WORK REQUIRED: Leave out the pictures and copy the remaining records exactly.

Extracted records:
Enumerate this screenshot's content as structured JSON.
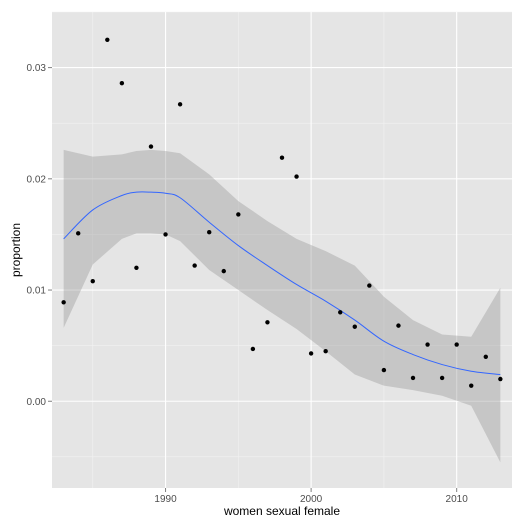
{
  "chart_data": {
    "type": "scatter",
    "title": "",
    "xlabel": "women sexual female",
    "ylabel": "proportion",
    "xlim": [
      1982.2,
      2013.8
    ],
    "ylim": [
      -0.0078,
      0.035
    ],
    "x_ticks": [
      1990,
      2000,
      2010
    ],
    "x_tick_labels": [
      "1990",
      "2000",
      "2010"
    ],
    "y_ticks": [
      0.0,
      0.01,
      0.02,
      0.03
    ],
    "y_tick_labels": [
      "0.00",
      "0.01",
      "0.02",
      "0.03"
    ],
    "grid": true,
    "legend": "none",
    "colors": {
      "panel": "#e5e5e5",
      "grid": "#ffffff",
      "points": "#000000",
      "smooth_line": "#3366ff",
      "ribbon": "#999999"
    },
    "points": [
      {
        "x": 1983,
        "y": 0.0089
      },
      {
        "x": 1984,
        "y": 0.0151
      },
      {
        "x": 1985,
        "y": 0.0108
      },
      {
        "x": 1986,
        "y": 0.0325
      },
      {
        "x": 1987,
        "y": 0.0286
      },
      {
        "x": 1988,
        "y": 0.012
      },
      {
        "x": 1989,
        "y": 0.0229
      },
      {
        "x": 1990,
        "y": 0.015
      },
      {
        "x": 1991,
        "y": 0.0267
      },
      {
        "x": 1992,
        "y": 0.0122
      },
      {
        "x": 1993,
        "y": 0.0152
      },
      {
        "x": 1994,
        "y": 0.0117
      },
      {
        "x": 1995,
        "y": 0.0168
      },
      {
        "x": 1996,
        "y": 0.0047
      },
      {
        "x": 1997,
        "y": 0.0071
      },
      {
        "x": 1998,
        "y": 0.0219
      },
      {
        "x": 1999,
        "y": 0.0202
      },
      {
        "x": 2000,
        "y": 0.0043
      },
      {
        "x": 2001,
        "y": 0.0045
      },
      {
        "x": 2002,
        "y": 0.008
      },
      {
        "x": 2003,
        "y": 0.0067
      },
      {
        "x": 2004,
        "y": 0.0104
      },
      {
        "x": 2005,
        "y": 0.0028
      },
      {
        "x": 2006,
        "y": 0.0068
      },
      {
        "x": 2007,
        "y": 0.0021
      },
      {
        "x": 2008,
        "y": 0.0051
      },
      {
        "x": 2009,
        "y": 0.0021
      },
      {
        "x": 2010,
        "y": 0.0051
      },
      {
        "x": 2011,
        "y": 0.0014
      },
      {
        "x": 2012,
        "y": 0.004
      },
      {
        "x": 2013,
        "y": 0.002
      }
    ],
    "smooth": {
      "x": [
        1983,
        1985,
        1987,
        1988,
        1989,
        1990,
        1991,
        1993,
        1995,
        1997,
        1999,
        2001,
        2003,
        2005,
        2007,
        2009,
        2011,
        2013
      ],
      "y": [
        0.0146,
        0.0172,
        0.0185,
        0.0188,
        0.0188,
        0.0187,
        0.0183,
        0.0161,
        0.014,
        0.0122,
        0.0105,
        0.009,
        0.0073,
        0.0054,
        0.0042,
        0.0033,
        0.0027,
        0.0024
      ],
      "upper": [
        0.0226,
        0.022,
        0.0222,
        0.0225,
        0.0226,
        0.0225,
        0.0223,
        0.0204,
        0.018,
        0.0162,
        0.0146,
        0.0135,
        0.0122,
        0.0094,
        0.0073,
        0.006,
        0.0058,
        0.0102
      ],
      "lower": [
        0.0066,
        0.0123,
        0.0146,
        0.0151,
        0.0151,
        0.015,
        0.0144,
        0.0118,
        0.01,
        0.0082,
        0.0065,
        0.0045,
        0.0024,
        0.0014,
        0.001,
        0.0005,
        -0.0004,
        -0.0055
      ]
    }
  }
}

ANSWER TO THE TASK:
Enumerate this screenshot's content as structured JSON.
{
  "chart_data": {
    "type": "scatter",
    "title": "",
    "xlabel": "women sexual female",
    "ylabel": "proportion",
    "xlim": [
      1982.2,
      2013.8
    ],
    "ylim": [
      -0.0078,
      0.035
    ],
    "x_ticks": [
      1990,
      2000,
      2010
    ],
    "x_tick_labels": [
      "1990",
      "2000",
      "2010"
    ],
    "y_ticks": [
      0.0,
      0.01,
      0.02,
      0.03
    ],
    "y_tick_labels": [
      "0.00",
      "0.01",
      "0.02",
      "0.03"
    ],
    "grid": true,
    "legend": "none",
    "colors": {
      "panel": "#e5e5e5",
      "grid": "#ffffff",
      "points": "#000000",
      "smooth_line": "#3366ff",
      "ribbon": "#999999"
    },
    "points": [
      {
        "x": 1983,
        "y": 0.0089
      },
      {
        "x": 1984,
        "y": 0.0151
      },
      {
        "x": 1985,
        "y": 0.0108
      },
      {
        "x": 1986,
        "y": 0.0325
      },
      {
        "x": 1987,
        "y": 0.0286
      },
      {
        "x": 1988,
        "y": 0.012
      },
      {
        "x": 1989,
        "y": 0.0229
      },
      {
        "x": 1990,
        "y": 0.015
      },
      {
        "x": 1991,
        "y": 0.0267
      },
      {
        "x": 1992,
        "y": 0.0122
      },
      {
        "x": 1993,
        "y": 0.0152
      },
      {
        "x": 1994,
        "y": 0.0117
      },
      {
        "x": 1995,
        "y": 0.0168
      },
      {
        "x": 1996,
        "y": 0.0047
      },
      {
        "x": 1997,
        "y": 0.0071
      },
      {
        "x": 1998,
        "y": 0.0219
      },
      {
        "x": 1999,
        "y": 0.0202
      },
      {
        "x": 2000,
        "y": 0.0043
      },
      {
        "x": 2001,
        "y": 0.0045
      },
      {
        "x": 2002,
        "y": 0.008
      },
      {
        "x": 2003,
        "y": 0.0067
      },
      {
        "x": 2004,
        "y": 0.0104
      },
      {
        "x": 2005,
        "y": 0.0028
      },
      {
        "x": 2006,
        "y": 0.0068
      },
      {
        "x": 2007,
        "y": 0.0021
      },
      {
        "x": 2008,
        "y": 0.0051
      },
      {
        "x": 2009,
        "y": 0.0021
      },
      {
        "x": 2010,
        "y": 0.0051
      },
      {
        "x": 2011,
        "y": 0.0014
      },
      {
        "x": 2012,
        "y": 0.004
      },
      {
        "x": 2013,
        "y": 0.002
      }
    ],
    "smooth": {
      "x": [
        1983,
        1985,
        1987,
        1988,
        1989,
        1990,
        1991,
        1993,
        1995,
        1997,
        1999,
        2001,
        2003,
        2005,
        2007,
        2009,
        2011,
        2013
      ],
      "y": [
        0.0146,
        0.0172,
        0.0185,
        0.0188,
        0.0188,
        0.0187,
        0.0183,
        0.0161,
        0.014,
        0.0122,
        0.0105,
        0.009,
        0.0073,
        0.0054,
        0.0042,
        0.0033,
        0.0027,
        0.0024
      ],
      "upper": [
        0.0226,
        0.022,
        0.0222,
        0.0225,
        0.0226,
        0.0225,
        0.0223,
        0.0204,
        0.018,
        0.0162,
        0.0146,
        0.0135,
        0.0122,
        0.0094,
        0.0073,
        0.006,
        0.0058,
        0.0102
      ],
      "lower": [
        0.0066,
        0.0123,
        0.0146,
        0.0151,
        0.0151,
        0.015,
        0.0144,
        0.0118,
        0.01,
        0.0082,
        0.0065,
        0.0045,
        0.0024,
        0.0014,
        0.001,
        0.0005,
        -0.0004,
        -0.0055
      ]
    }
  }
}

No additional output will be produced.